__What is asked__.
Gather every line holding the string "istituzioni".
## Begin Data lines
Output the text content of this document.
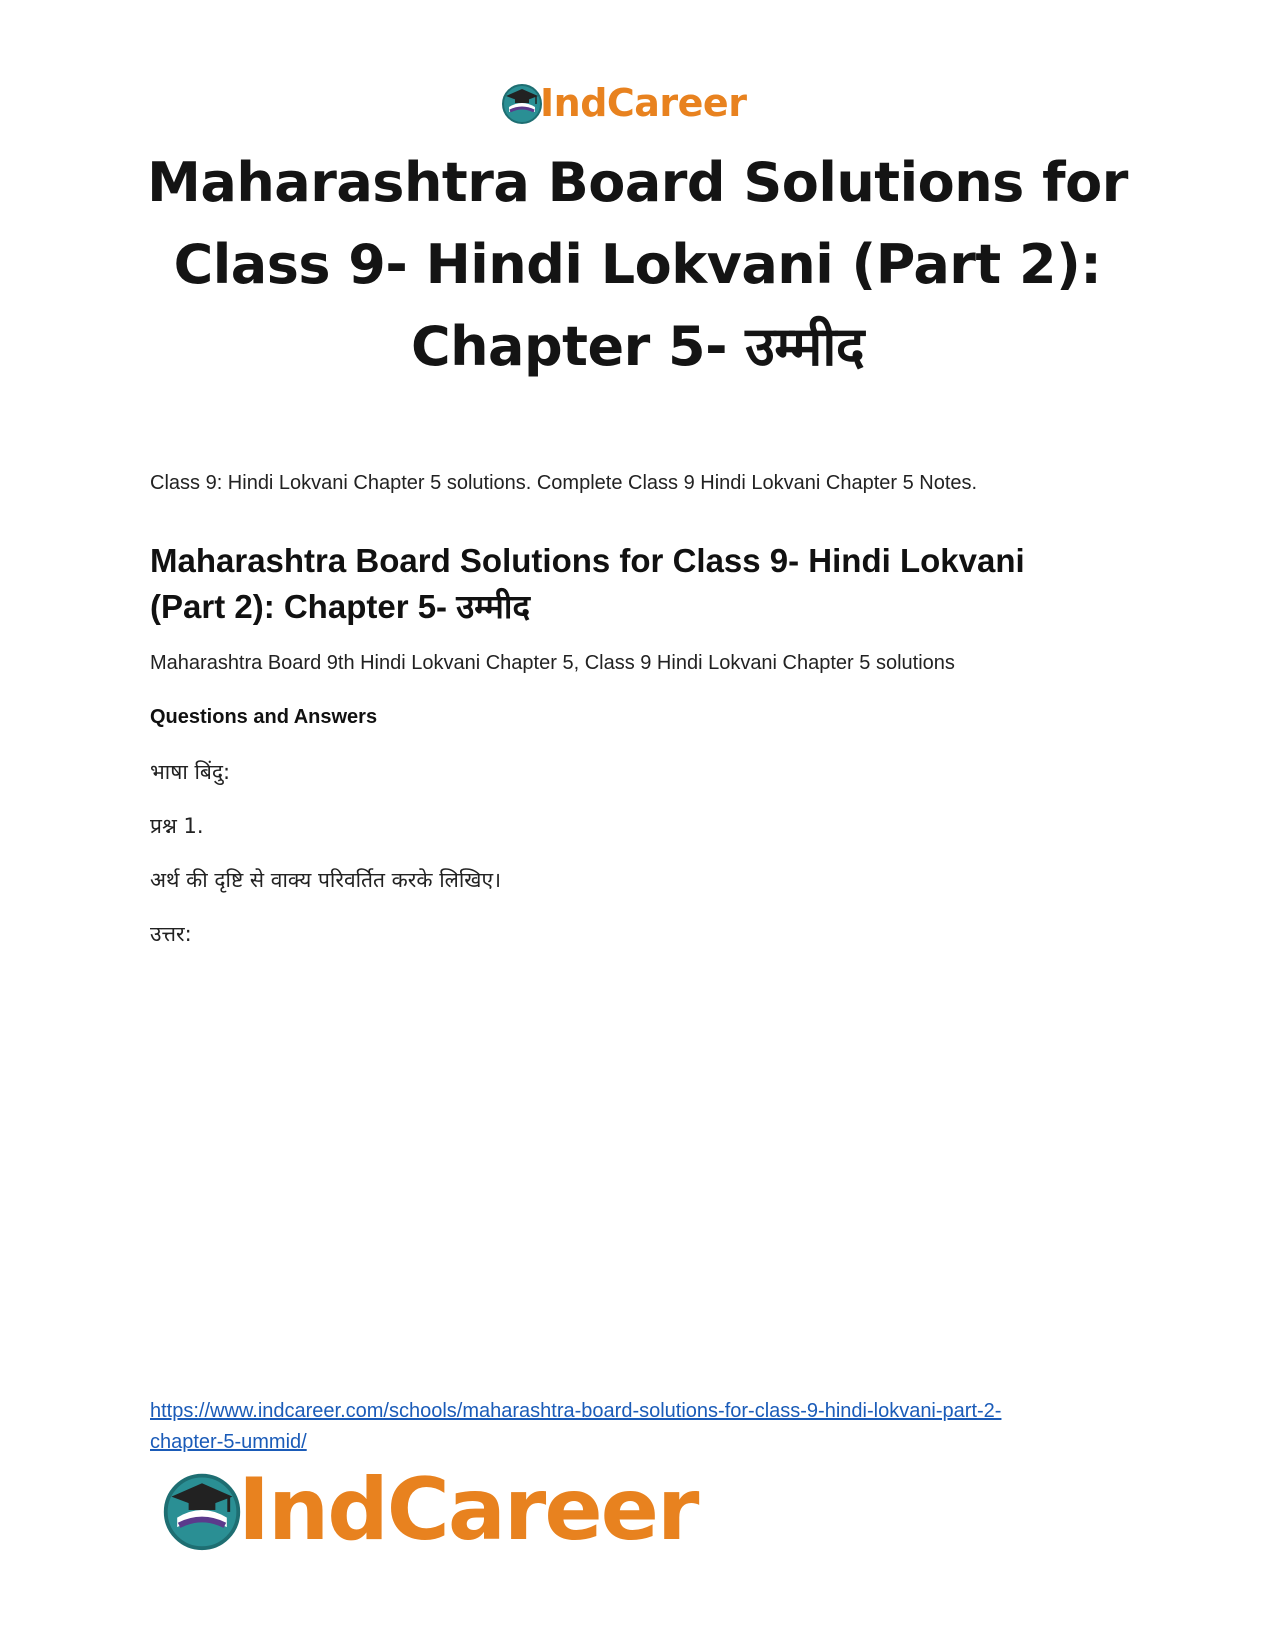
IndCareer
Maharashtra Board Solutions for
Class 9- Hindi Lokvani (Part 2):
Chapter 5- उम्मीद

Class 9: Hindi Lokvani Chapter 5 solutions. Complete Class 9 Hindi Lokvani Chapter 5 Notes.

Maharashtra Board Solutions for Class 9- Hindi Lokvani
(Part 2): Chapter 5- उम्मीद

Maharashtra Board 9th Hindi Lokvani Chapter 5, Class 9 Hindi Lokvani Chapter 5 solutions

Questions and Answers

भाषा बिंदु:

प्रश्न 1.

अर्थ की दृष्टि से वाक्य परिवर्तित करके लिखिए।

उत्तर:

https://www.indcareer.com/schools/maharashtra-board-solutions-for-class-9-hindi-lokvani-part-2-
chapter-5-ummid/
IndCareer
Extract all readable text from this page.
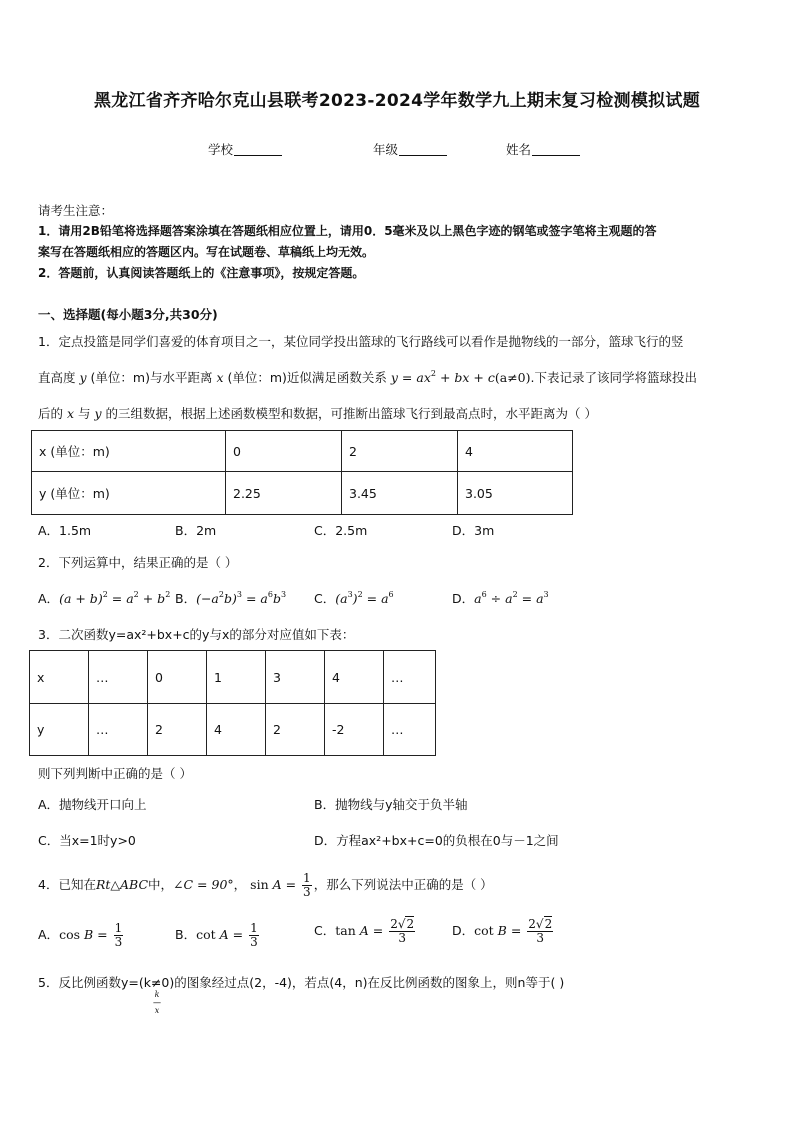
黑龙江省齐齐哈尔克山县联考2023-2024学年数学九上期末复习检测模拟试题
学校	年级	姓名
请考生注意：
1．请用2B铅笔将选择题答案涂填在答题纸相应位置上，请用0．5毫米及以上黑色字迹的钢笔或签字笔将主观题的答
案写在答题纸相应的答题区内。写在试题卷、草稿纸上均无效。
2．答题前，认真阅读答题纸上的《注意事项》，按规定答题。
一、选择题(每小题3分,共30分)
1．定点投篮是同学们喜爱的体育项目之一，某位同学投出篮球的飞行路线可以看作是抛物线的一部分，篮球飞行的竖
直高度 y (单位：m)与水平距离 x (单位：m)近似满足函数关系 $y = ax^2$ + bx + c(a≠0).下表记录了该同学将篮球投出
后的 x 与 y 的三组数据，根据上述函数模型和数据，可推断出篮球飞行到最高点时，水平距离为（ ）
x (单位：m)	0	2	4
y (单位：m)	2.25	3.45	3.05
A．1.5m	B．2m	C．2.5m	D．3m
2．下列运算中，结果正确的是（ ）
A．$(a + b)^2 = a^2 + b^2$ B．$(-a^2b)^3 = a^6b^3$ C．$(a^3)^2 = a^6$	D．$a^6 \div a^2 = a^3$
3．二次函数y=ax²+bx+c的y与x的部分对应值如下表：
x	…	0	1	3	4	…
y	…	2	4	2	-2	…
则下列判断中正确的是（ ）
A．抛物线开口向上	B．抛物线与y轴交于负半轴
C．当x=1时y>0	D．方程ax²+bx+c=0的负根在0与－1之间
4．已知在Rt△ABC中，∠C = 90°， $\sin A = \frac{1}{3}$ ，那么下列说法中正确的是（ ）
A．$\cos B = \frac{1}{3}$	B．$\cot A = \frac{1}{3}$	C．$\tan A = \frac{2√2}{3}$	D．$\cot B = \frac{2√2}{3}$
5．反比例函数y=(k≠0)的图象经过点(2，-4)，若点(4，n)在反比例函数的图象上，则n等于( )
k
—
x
## End Data lines
## Begin Data lines
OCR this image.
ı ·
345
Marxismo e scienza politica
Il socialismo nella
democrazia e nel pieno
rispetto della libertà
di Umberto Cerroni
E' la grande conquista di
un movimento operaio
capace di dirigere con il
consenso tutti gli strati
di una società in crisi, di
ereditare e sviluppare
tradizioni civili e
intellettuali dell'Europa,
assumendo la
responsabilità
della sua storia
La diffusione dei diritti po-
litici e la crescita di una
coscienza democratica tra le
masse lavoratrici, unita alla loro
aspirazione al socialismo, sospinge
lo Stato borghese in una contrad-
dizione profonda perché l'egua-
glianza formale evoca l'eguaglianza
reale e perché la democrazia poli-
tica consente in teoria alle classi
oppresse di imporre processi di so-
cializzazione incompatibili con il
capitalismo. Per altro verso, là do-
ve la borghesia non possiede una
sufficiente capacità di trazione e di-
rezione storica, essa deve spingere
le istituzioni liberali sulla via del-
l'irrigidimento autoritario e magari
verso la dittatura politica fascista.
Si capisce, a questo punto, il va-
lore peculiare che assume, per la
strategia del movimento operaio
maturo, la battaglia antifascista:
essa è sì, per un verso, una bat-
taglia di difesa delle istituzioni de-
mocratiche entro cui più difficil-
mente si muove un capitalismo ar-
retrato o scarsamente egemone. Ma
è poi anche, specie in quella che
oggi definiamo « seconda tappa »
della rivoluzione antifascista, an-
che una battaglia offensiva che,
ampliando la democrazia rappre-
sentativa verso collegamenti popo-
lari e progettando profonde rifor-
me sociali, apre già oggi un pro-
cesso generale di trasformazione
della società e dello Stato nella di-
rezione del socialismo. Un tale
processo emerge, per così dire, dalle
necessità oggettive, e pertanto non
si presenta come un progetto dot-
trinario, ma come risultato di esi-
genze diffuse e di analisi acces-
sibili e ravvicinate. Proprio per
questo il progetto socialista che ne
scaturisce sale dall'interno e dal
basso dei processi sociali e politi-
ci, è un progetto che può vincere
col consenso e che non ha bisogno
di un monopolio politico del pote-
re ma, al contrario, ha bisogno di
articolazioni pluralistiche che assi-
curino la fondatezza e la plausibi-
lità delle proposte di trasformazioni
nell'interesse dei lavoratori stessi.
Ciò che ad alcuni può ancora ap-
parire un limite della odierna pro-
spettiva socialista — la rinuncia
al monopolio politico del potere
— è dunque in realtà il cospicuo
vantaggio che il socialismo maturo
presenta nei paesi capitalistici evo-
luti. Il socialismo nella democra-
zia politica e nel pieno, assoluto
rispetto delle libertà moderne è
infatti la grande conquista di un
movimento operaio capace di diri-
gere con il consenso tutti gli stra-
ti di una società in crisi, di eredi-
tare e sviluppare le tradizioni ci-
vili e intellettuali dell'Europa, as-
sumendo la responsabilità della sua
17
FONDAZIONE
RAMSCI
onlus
## End Data lines
__Exercise output__.
le istituzioni liberali sulla via del-
taglia di difesa delle istituzioni de-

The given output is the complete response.